◆ **Quoted passage**:
Hip-hop artists have traditionally employed a norms based
approach to things like sampling, quoting, and the levels at which these are
accepted. For much of the 90s, imitation
was considered flattery, and instances of hip-hop artists suing each other over
copyrights were rare. Then, hip-hop
became popular, and popular music is largely owned by corporations.
Hip-hop recognizes ‘biting’ as the appropriation of
another’s lyrics and passing off such lyrics as their own. Acceptable ways in which an artist may quote
another artist are out of respect for another’s skill, and when an artist uses
another’s lyrics as a springboard for their own creation.
Beat jacking is the appropriation of another’s beat, the
non-vocal equivalent of biting. Sampling is the borrowing of other beats and
combining them into a new whole, and the appeal is in how it’s combined. Sampling is among the highest form of flattery
within the culture, but with caution. If
done without permission, it can lead to a lawsuit under copyright law.

◆ **Rows**:
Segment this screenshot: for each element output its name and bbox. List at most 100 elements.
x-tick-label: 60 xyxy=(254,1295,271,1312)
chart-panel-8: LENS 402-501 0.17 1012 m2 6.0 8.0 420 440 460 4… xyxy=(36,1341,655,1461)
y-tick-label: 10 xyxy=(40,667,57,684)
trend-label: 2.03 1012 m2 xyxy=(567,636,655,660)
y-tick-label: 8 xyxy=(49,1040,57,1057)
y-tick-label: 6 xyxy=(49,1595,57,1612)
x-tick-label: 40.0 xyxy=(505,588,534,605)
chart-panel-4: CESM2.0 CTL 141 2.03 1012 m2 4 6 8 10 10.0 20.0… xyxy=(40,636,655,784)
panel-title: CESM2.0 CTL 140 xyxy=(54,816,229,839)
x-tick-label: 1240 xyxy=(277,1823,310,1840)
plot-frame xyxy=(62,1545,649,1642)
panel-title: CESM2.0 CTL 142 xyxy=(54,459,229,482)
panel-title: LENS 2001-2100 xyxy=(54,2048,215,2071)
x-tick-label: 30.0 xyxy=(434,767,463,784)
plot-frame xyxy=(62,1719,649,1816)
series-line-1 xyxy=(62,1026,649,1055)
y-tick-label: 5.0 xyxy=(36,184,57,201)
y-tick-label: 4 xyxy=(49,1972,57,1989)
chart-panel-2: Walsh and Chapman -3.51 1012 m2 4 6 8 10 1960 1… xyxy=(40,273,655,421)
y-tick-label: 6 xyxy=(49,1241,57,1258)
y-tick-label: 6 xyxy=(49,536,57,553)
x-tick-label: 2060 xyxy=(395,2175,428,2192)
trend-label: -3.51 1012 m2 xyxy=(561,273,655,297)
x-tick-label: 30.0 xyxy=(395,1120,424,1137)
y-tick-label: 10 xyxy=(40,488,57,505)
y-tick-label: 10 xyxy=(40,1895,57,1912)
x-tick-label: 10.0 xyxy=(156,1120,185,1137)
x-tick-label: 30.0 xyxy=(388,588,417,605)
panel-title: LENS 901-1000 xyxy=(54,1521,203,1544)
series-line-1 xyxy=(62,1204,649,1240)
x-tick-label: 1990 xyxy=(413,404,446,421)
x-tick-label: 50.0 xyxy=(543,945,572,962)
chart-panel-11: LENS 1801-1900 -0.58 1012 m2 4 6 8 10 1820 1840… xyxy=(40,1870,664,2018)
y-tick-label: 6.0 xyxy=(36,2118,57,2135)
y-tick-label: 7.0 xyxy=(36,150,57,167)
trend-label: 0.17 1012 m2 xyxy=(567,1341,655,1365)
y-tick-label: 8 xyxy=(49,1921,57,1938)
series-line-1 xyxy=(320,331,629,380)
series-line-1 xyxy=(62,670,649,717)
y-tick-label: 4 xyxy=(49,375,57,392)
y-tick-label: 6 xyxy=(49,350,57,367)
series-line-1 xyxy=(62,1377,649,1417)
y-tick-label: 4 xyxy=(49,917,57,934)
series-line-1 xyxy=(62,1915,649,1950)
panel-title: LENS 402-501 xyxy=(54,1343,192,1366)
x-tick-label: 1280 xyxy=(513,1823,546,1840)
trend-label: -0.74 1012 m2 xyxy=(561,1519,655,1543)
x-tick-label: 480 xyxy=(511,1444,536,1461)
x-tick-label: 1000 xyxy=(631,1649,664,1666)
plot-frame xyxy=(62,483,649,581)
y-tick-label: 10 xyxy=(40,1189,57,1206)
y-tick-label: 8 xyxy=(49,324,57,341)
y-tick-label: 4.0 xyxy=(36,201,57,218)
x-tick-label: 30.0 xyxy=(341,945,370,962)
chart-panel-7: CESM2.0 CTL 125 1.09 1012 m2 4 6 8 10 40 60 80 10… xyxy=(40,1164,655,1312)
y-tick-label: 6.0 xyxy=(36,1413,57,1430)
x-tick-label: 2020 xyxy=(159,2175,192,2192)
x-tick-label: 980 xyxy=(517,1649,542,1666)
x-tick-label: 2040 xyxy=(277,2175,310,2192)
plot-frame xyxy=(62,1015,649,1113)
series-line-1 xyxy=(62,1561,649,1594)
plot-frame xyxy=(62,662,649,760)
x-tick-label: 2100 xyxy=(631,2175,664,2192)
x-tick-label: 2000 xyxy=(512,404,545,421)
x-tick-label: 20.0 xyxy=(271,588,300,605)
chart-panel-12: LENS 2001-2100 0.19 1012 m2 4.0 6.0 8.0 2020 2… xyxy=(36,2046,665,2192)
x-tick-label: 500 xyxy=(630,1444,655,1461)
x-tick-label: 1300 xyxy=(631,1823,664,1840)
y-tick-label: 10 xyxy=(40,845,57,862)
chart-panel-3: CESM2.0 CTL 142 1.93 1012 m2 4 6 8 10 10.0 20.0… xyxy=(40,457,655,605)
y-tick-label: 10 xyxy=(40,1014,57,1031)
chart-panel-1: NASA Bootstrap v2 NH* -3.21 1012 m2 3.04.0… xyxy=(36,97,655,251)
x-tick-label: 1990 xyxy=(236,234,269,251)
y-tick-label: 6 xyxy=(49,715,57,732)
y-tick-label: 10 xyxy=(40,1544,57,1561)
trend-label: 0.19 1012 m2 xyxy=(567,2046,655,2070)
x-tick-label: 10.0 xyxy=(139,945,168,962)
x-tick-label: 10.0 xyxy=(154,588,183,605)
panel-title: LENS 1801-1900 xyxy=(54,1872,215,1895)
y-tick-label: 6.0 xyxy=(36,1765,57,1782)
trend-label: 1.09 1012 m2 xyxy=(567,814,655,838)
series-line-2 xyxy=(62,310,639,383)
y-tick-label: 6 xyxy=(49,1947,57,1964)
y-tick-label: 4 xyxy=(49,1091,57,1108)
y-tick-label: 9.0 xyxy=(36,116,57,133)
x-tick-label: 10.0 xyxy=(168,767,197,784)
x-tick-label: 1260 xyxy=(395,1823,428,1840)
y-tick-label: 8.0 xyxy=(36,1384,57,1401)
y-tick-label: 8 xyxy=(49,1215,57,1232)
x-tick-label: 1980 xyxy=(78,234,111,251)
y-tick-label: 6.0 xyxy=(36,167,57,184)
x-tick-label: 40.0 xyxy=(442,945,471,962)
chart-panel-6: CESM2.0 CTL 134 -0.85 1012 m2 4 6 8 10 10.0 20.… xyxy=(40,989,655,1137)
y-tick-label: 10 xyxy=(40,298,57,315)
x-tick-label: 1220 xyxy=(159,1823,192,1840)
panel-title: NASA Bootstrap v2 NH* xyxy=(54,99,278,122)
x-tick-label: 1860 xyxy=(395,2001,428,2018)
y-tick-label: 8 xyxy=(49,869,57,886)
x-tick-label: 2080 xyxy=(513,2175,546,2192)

◆ **Problem to solve**: In the passage on hip-hop borrowing norms, what term is given for appropriating another artist's beat? The entries are separate material with no connection to the passage on hip-hop borrowing norms.

◆ **Reply**: Beat jacking.